Where a line contains the word "Number", copy that line.

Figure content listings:

━━━━━━

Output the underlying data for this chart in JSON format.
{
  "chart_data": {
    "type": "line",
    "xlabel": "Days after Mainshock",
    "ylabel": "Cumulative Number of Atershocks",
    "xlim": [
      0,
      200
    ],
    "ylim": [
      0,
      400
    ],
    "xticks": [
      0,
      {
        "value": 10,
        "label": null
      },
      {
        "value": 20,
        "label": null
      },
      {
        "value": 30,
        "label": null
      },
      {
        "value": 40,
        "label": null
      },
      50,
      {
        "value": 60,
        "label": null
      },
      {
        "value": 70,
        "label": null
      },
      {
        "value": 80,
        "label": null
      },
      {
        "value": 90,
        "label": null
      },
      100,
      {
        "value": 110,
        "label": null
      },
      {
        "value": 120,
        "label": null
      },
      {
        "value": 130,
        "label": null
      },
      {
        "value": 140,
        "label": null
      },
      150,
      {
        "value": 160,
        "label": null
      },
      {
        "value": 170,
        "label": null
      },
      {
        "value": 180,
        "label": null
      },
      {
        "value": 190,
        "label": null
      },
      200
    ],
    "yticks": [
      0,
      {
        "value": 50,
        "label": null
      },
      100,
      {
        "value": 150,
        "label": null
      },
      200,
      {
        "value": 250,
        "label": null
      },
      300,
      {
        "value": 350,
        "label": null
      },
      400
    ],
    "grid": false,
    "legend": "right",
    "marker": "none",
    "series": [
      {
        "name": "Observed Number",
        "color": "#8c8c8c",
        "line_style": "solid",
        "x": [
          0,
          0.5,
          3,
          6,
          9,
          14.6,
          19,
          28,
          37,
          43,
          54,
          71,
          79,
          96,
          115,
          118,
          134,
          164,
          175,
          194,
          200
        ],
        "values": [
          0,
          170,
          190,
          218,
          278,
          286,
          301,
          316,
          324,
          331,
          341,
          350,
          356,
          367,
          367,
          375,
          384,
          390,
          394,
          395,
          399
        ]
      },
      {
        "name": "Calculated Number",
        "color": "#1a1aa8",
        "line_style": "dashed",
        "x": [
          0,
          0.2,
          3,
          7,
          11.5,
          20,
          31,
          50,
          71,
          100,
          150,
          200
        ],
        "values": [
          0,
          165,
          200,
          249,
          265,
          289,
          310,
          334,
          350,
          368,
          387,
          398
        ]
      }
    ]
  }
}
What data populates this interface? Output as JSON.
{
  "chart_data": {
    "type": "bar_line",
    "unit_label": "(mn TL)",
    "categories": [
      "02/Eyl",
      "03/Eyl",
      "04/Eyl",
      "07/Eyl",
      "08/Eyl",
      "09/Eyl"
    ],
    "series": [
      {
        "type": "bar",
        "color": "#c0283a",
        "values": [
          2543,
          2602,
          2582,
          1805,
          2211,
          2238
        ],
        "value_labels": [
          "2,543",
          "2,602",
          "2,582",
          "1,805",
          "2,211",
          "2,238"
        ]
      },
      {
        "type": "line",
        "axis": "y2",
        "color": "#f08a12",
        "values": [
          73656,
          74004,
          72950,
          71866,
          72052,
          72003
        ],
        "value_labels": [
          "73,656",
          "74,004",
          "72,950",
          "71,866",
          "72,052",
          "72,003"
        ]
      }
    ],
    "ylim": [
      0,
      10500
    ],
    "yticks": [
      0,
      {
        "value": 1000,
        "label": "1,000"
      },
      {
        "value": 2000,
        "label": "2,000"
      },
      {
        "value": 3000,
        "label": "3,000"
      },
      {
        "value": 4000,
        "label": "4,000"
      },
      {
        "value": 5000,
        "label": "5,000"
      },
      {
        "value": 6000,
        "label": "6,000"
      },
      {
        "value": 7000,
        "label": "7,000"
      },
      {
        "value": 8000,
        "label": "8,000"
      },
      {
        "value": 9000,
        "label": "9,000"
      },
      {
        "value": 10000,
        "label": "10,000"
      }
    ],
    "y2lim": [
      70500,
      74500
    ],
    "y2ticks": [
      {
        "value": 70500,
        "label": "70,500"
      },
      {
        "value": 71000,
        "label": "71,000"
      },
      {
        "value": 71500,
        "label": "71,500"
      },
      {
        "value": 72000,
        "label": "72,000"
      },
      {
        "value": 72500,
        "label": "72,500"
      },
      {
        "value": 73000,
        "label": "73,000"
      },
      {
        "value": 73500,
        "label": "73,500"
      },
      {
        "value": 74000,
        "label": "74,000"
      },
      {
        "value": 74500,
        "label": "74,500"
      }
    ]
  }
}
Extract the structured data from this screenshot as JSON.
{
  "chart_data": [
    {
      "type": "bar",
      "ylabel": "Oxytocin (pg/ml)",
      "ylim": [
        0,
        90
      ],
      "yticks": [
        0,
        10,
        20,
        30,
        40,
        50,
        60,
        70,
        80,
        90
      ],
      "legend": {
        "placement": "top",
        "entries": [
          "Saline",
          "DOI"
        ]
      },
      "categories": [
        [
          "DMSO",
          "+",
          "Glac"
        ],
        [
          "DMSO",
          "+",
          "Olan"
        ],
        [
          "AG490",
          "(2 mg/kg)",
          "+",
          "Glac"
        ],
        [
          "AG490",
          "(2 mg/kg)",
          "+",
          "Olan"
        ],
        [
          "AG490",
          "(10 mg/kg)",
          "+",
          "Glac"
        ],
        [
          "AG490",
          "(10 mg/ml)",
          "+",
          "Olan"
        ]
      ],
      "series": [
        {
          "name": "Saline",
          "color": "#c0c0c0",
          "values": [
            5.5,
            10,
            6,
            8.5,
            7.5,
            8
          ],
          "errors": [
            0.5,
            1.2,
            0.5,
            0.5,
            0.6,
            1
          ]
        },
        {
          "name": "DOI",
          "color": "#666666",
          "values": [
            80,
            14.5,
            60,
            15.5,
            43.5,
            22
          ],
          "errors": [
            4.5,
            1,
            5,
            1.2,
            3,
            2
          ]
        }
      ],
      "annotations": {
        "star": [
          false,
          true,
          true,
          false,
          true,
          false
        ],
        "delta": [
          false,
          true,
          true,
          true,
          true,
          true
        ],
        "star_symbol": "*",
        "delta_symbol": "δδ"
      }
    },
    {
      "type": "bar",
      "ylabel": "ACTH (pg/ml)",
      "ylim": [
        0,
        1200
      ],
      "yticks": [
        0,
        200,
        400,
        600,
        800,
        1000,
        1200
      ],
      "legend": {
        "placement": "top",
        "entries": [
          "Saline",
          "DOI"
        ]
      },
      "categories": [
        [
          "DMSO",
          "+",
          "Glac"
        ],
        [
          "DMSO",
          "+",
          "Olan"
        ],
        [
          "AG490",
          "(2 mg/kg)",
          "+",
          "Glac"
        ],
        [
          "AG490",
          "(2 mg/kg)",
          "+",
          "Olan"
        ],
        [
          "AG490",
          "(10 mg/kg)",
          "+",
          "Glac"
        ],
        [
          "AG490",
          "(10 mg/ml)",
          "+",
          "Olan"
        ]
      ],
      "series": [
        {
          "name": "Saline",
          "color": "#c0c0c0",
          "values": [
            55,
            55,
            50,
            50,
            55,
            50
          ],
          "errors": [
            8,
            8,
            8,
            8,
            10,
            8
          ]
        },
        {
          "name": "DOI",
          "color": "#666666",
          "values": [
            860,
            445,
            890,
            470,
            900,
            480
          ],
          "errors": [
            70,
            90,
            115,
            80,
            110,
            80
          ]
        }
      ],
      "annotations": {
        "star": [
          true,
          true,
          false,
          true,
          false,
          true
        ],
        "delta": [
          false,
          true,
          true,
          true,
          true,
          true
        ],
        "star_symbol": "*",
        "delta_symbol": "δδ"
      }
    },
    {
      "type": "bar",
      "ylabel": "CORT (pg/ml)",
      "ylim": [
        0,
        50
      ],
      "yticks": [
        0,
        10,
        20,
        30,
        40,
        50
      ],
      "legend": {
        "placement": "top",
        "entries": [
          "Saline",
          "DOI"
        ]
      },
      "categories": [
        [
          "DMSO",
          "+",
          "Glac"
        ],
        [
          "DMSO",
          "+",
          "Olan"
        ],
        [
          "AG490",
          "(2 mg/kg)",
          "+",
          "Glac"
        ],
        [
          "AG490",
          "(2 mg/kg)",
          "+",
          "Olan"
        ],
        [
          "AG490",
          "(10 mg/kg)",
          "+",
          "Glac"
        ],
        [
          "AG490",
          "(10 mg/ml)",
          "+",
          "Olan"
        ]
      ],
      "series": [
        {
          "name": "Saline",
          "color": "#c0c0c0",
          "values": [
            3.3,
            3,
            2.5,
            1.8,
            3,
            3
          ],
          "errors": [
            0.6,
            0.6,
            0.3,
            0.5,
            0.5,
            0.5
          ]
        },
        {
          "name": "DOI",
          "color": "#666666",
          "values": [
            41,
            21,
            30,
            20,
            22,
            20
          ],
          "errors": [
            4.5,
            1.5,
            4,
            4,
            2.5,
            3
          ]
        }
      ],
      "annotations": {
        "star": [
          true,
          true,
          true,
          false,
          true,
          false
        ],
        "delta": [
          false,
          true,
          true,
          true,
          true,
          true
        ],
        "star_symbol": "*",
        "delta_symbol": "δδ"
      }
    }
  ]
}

━━━━━━

* _EXERCISE SOLUTION_
    "ylabel": "Cumulative Number of Atershocks",
        "name": "Observed Number",
        "name": "Calculated Number",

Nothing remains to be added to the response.